▸ **PROBLEM REQUIREMENTS**: Can you write out all of the material below, word for word?

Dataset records
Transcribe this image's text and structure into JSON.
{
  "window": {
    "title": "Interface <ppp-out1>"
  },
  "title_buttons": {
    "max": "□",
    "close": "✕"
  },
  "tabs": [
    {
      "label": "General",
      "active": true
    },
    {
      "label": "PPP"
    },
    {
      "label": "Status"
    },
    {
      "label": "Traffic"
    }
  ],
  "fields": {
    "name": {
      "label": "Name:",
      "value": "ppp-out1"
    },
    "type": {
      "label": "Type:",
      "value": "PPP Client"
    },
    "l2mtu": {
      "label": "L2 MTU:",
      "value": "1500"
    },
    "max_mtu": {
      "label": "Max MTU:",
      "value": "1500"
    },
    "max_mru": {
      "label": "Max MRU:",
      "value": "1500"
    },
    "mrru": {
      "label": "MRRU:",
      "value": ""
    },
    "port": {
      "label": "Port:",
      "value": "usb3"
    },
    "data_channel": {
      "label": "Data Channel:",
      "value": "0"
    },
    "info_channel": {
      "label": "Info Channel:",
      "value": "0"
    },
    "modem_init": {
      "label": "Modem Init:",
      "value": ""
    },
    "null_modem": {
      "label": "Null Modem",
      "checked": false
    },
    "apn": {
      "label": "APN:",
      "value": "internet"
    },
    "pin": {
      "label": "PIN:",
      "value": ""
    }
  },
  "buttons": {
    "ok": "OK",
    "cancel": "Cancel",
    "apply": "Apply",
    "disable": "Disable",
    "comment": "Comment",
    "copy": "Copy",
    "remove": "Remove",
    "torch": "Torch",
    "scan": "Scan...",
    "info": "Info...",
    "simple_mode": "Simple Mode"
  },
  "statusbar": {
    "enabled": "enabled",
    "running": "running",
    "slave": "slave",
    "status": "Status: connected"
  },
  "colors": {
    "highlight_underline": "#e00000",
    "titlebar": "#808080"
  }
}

▸ **EXERCISE ANSWER**:
Transcribe this image's text and structure into JSON.
{
  "window": {
    "title": "Interface <ppp-out1>"
  },
  "title_buttons": {
    "max": "□",
    "close": "✕"
  },
  "tabs": [
    {
      "label": "General",
      "active": true
    },
    {
      "label": "PPP"
    },
    {
      "label": "Status"
    },
    {
      "label": "Traffic"
    }
  ],
  "fields": {
    "name": {
      "label": "Name:",
      "value": "ppp-out1"
    },
    "type": {
      "label": "Type:",
      "value": "PPP Client"
    },
    "l2mtu": {
      "label": "L2 MTU:",
      "value": "1500"
    },
    "max_mtu": {
      "label": "Max MTU:",
      "value": "1500"
    },
    "max_mru": {
      "label": "Max MRU:",
      "value": "1500"
    },
    "mrru": {
      "label": "MRRU:",
      "value": ""
    },
    "port": {
      "label": "Port:",
      "value": "usb3"
    },
    "data_channel": {
      "label": "Data Channel:",
      "value": "0"
    },
    "info_channel": {
      "label": "Info Channel:",
      "value": "0"
    },
    "modem_init": {
      "label": "Modem Init:",
      "value": ""
    },
    "null_modem": {
      "label": "Null Modem",
      "checked": false
    },
    "apn": {
      "label": "APN:",
      "value": "internet"
    },
    "pin": {
      "label": "PIN:",
      "value": ""
    }
  },
  "buttons": {
    "ok": "OK",
    "cancel": "Cancel",
    "apply": "Apply",
    "disable": "Disable",
    "comment": "Comment",
    "copy": "Copy",
    "remove": "Remove",
    "torch": "Torch",
    "scan": "Scan...",
    "info": "Info...",
    "simple_mode": "Simple Mode"
  },
  "statusbar": {
    "enabled": "enabled",
    "running": "running",
    "slave": "slave",
    "status": "Status: connected"
  },
  "colors": {
    "highlight_underline": "#e00000",
    "titlebar": "#808080"
  }
}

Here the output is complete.